- [Given task]:
Copy out the lines in the items from the line containing "y-tick-label: −3,000 <box>102" through the line containing "x-tick-label: 7 <box>545 468 555 484</box>", keeping each one exactly the same.

- [Records to process]:
»»

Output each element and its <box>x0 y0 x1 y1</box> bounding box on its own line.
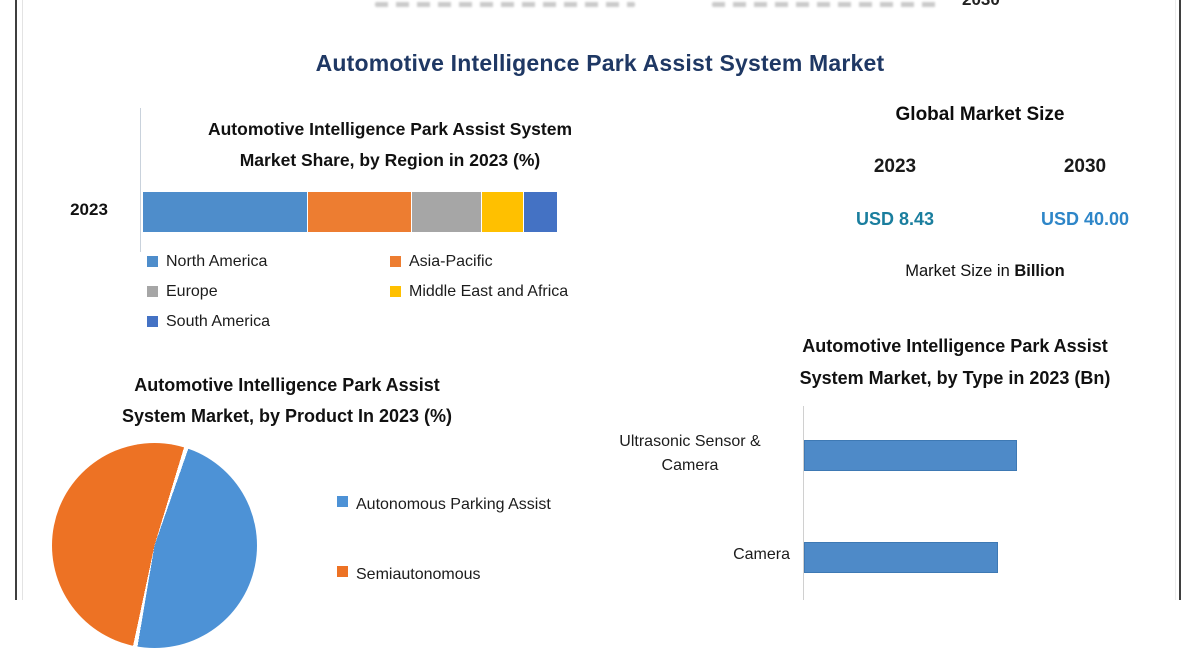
card-border-left <box>15 0 17 600</box>
legend-item: Semiautonomous <box>337 562 567 588</box>
type-chart-axis-line <box>803 406 804 600</box>
legend-item: Asia-Pacific <box>390 252 568 282</box>
legend-item: North America <box>147 252 270 282</box>
product-pie-chart <box>52 443 257 648</box>
region-legend-column-1: North America Europe South America <box>147 252 270 342</box>
stack-segment-south-america <box>523 192 557 232</box>
region-chart-title: Automotive Intelligence Park Assist Syst… <box>207 119 573 170</box>
region-stacked-bar <box>143 192 557 232</box>
stack-segment-middle-east-and-africa <box>481 192 524 232</box>
legend-swatch <box>147 256 158 267</box>
legend-label: South America <box>166 313 271 330</box>
legend-item: South America <box>147 312 270 342</box>
legend-label: North America <box>166 253 268 270</box>
type-bar-label-camera: Camera <box>733 546 790 563</box>
card-border-right-inner <box>1175 0 1176 600</box>
legend-swatch <box>147 286 158 297</box>
market-size-value-2023: USD 8.43 <box>855 209 935 229</box>
stack-segment-europe <box>410 192 482 232</box>
product-pie-legend: Autonomous Parking Assist Semiautonomous <box>337 492 567 632</box>
type-chart-title: Automotive Intelligence Park Assist Syst… <box>799 336 1111 388</box>
legend-label: Autonomous Parking Assist <box>356 496 551 513</box>
cropped-header-text <box>375 2 635 7</box>
legend-swatch <box>337 566 348 577</box>
region-legend-column-2: Asia-Pacific Middle East and Africa <box>390 252 568 312</box>
legend-item: Autonomous Parking Assist <box>337 492 567 518</box>
legend-swatch <box>390 286 401 297</box>
cropped-header-text <box>712 2 937 7</box>
stack-segment-north-america <box>143 192 307 232</box>
market-size-caption: Market Size in Billion <box>905 262 1065 280</box>
legend-swatch <box>147 316 158 327</box>
product-chart-title: Automotive Intelligence Park Assist Syst… <box>121 375 453 426</box>
legend-item: Middle East and Africa <box>390 282 568 312</box>
global-market-size-title: Global Market Size <box>895 104 1065 125</box>
legend-swatch <box>390 256 401 267</box>
card-border-left-inner <box>22 0 23 600</box>
legend-swatch <box>337 496 348 507</box>
type-bar-ultrasonic-sensor-camera <box>804 440 1017 471</box>
region-chart-axis-line <box>140 108 141 252</box>
stack-segment-asia-pacific <box>307 192 411 232</box>
cropped-header-year: 2030 <box>952 0 1027 10</box>
market-size-value-2030: USD 40.00 <box>1040 209 1130 229</box>
legend-item: Europe <box>147 282 270 312</box>
page-title: Automotive Intelligence Park Assist Syst… <box>315 50 885 76</box>
legend-label: Europe <box>166 283 218 300</box>
type-bar-camera <box>804 542 998 573</box>
market-size-year-2030: 2030 <box>1063 156 1107 177</box>
legend-label: Middle East and Africa <box>409 283 569 300</box>
legend-label: Semiautonomous <box>356 566 481 583</box>
type-bar-label-ultrasonic-sensor-camera: Ultrasonic Sensor & Camera <box>619 433 761 474</box>
region-chart-category-label: 2023 <box>70 200 108 219</box>
market-size-year-2023: 2023 <box>873 156 917 177</box>
legend-label: Asia-Pacific <box>409 253 493 270</box>
card-border-right <box>1179 0 1181 600</box>
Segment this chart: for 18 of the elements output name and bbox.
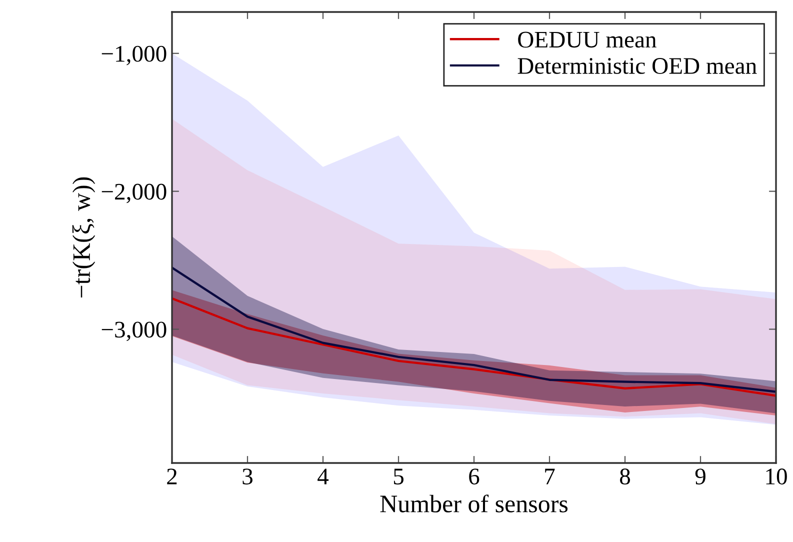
y-tick-label: −3,000 <box>102 322 166 342</box>
y-tick-label: −2,000 <box>102 184 166 204</box>
x-axis-title: Number of sensors <box>380 494 568 512</box>
line-series <box>172 297 776 397</box>
x-tick-label: 5 <box>394 468 404 484</box>
x-tick-label: 6 <box>469 468 480 484</box>
x-tick-label: 8 <box>620 468 630 484</box>
y-tick-label: −1,000 <box>102 46 166 66</box>
x-tick-label: 7 <box>545 468 555 484</box>
x-tick-label: 10 <box>766 468 787 484</box>
line-series <box>172 266 776 393</box>
x-tick-label: 3 <box>242 468 252 484</box>
y-axis-title: −tr(K(ξ, w)) <box>72 177 96 298</box>
x-tick-label: 4 <box>318 468 329 484</box>
legend-label: Deterministic OED mean <box>518 58 757 74</box>
x-tick-label: 2 <box>167 468 177 484</box>
x-tick-label: 9 <box>695 468 706 484</box>
legend-label: OEDUU mean <box>518 32 656 48</box>
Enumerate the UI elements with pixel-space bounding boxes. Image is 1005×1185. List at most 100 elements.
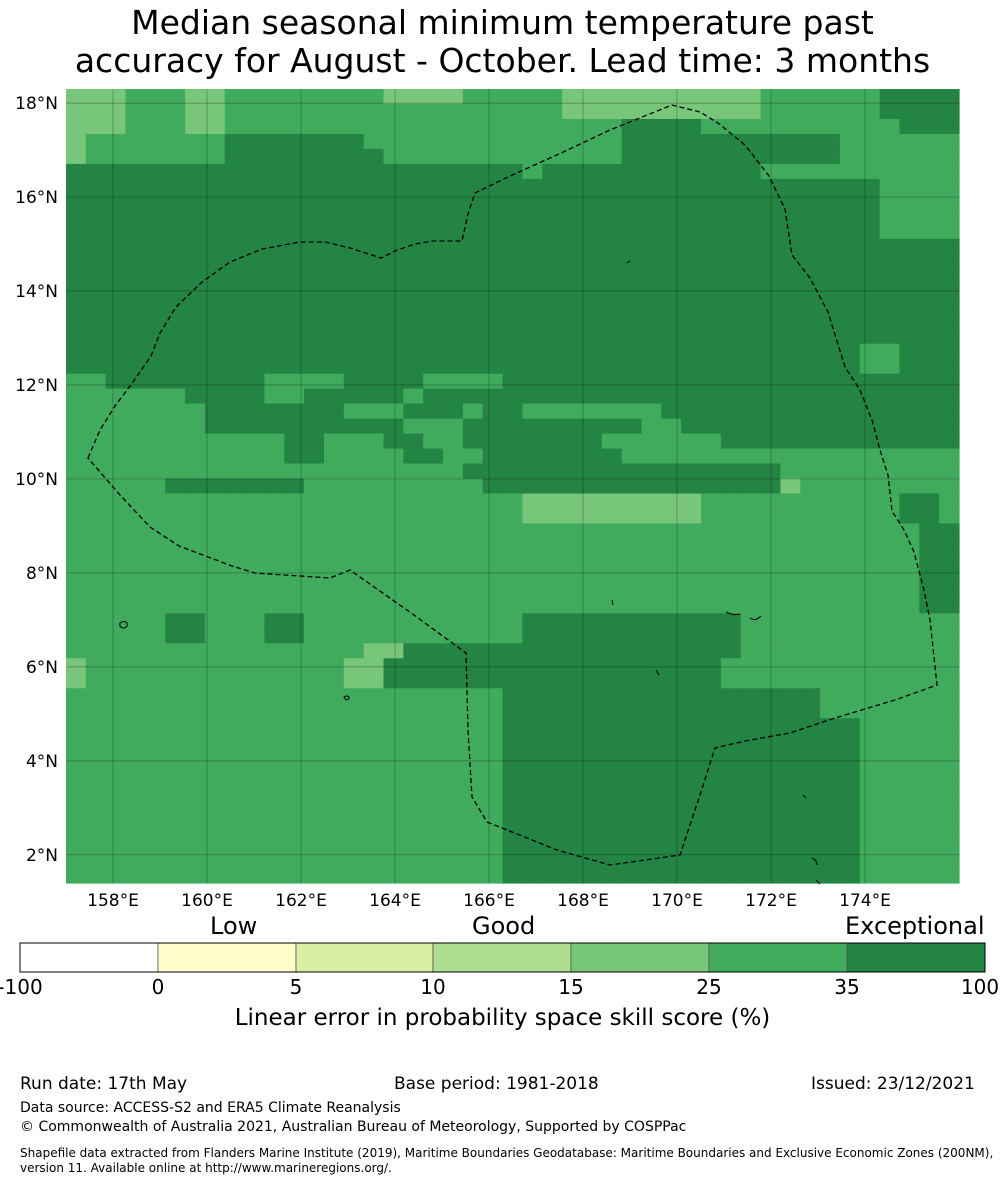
heatmap-cell [760, 223, 781, 240]
heatmap-cell [264, 643, 285, 659]
heatmap-cell [581, 343, 603, 360]
heatmap-cell [224, 568, 246, 584]
heatmap-cell [522, 613, 543, 629]
heatmap-cell [760, 433, 781, 450]
heatmap-cell [363, 823, 385, 839]
heatmap-cell [740, 778, 762, 794]
heatmap-cell [800, 223, 821, 240]
heatmap-cell [323, 583, 345, 599]
heatmap-cell [304, 703, 325, 719]
heatmap-cell [899, 268, 920, 285]
heatmap-cell [760, 193, 781, 210]
heatmap-cell [482, 538, 504, 555]
heatmap-cell [581, 598, 603, 614]
heatmap-cell [661, 403, 682, 420]
heatmap-cell [66, 868, 87, 884]
heatmap-cell [165, 223, 186, 240]
heatmap-cell [800, 493, 821, 510]
heatmap-cell [562, 763, 583, 779]
heatmap-cell [839, 538, 861, 555]
heatmap-cell [185, 358, 206, 375]
island-outline [802, 794, 807, 799]
heatmap-cell [264, 703, 285, 719]
heatmap-cell [939, 403, 960, 420]
heatmap-cell [105, 793, 127, 809]
heatmap-cell [800, 358, 821, 375]
heatmap-cell [661, 763, 682, 779]
heatmap-cell [264, 388, 285, 405]
heatmap-cell [542, 178, 563, 195]
heatmap-cell [224, 268, 246, 285]
heatmap-cell [621, 208, 643, 225]
heatmap-cell [879, 658, 901, 674]
colorbar-tick: 100 [960, 975, 1000, 999]
heatmap-cell [839, 89, 861, 105]
heatmap-cell [66, 298, 87, 315]
heatmap-cell [264, 268, 285, 285]
heatmap-cell [264, 868, 285, 884]
heatmap-cell [423, 448, 444, 465]
heatmap-cell [919, 778, 940, 794]
heatmap-cell [839, 688, 861, 704]
heatmap-cell [502, 538, 524, 555]
heatmap-cell [601, 673, 623, 689]
heatmap-cell [363, 163, 385, 180]
heatmap-cell [899, 613, 920, 629]
heatmap-cell [85, 673, 107, 689]
heatmap-cell [304, 103, 325, 120]
heatmap-cell [621, 193, 643, 210]
heatmap-cell [224, 238, 246, 255]
heatmap-cell [105, 268, 127, 285]
heatmap-cell [879, 358, 901, 375]
heatmap-cell [204, 868, 226, 884]
heatmap-cell [204, 643, 226, 659]
heatmap-cell [720, 433, 742, 450]
heatmap-cell [443, 853, 464, 869]
heatmap-cell [244, 178, 266, 195]
heatmap-cell [641, 163, 662, 180]
heatmap-cell [304, 89, 325, 105]
heatmap-cell [562, 283, 583, 300]
heatmap-cell [462, 253, 484, 270]
heatmap-cell [403, 853, 424, 869]
heatmap-cell [304, 628, 325, 644]
heatmap-cell [185, 403, 206, 420]
heatmap-cell [66, 703, 87, 719]
heatmap-cell [581, 448, 603, 465]
heatmap-cell [641, 448, 662, 465]
heatmap-cell [780, 823, 801, 839]
heatmap-cell [264, 688, 285, 704]
heatmap-cell [125, 163, 146, 180]
heatmap-cell [681, 838, 702, 854]
heatmap-cell [800, 313, 821, 330]
heatmap-cell [661, 493, 682, 510]
heatmap-cell [939, 208, 960, 225]
heatmap-cell [105, 208, 127, 225]
heatmap-cell [423, 598, 444, 614]
heatmap-cell [482, 823, 504, 839]
heatmap-cell [740, 388, 762, 405]
heatmap-cell [145, 748, 166, 764]
heatmap-cell [323, 283, 345, 300]
heatmap-cell [502, 778, 524, 794]
heatmap-cell [780, 388, 801, 405]
island-outline [725, 611, 741, 616]
heatmap-cell [423, 733, 444, 749]
heatmap-cell [343, 853, 365, 869]
heatmap-cell [740, 688, 762, 704]
heatmap-cell [66, 628, 87, 644]
heatmap-cell [165, 388, 186, 405]
heatmap-cell [264, 613, 285, 629]
heatmap-cell [601, 598, 623, 614]
heatmap-cell [542, 373, 563, 390]
heatmap-cell [383, 268, 404, 285]
heatmap-cell [224, 688, 246, 704]
heatmap-cell [581, 328, 603, 345]
heatmap-cell [820, 208, 841, 225]
heatmap-cell [720, 868, 742, 884]
latitude-tick-label: 10°N [15, 470, 58, 490]
heatmap-cell [165, 523, 186, 540]
heatmap-cell [482, 433, 504, 450]
heatmap-cell [601, 613, 623, 629]
eez-boundary [87, 104, 938, 866]
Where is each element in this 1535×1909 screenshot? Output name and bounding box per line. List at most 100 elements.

««

- [Solution for this exercise]:
y-tick-label: −3,000 <box>102 322 166 342</box>
y-tick-label: −2,000 <box>102 184 166 204</box>
x-axis-title: Number of sensors <box>380 494 568 512</box>
line-series <box>172 297 776 397</box>
x-tick-label: 5 <box>394 468 404 484</box>
x-tick-label: 6 <box>469 468 480 484</box>
x-tick-label: 8 <box>620 468 630 484</box>
y-tick-label: −1,000 <box>102 46 166 66</box>
x-tick-label: 7 <box>545 468 555 484</box>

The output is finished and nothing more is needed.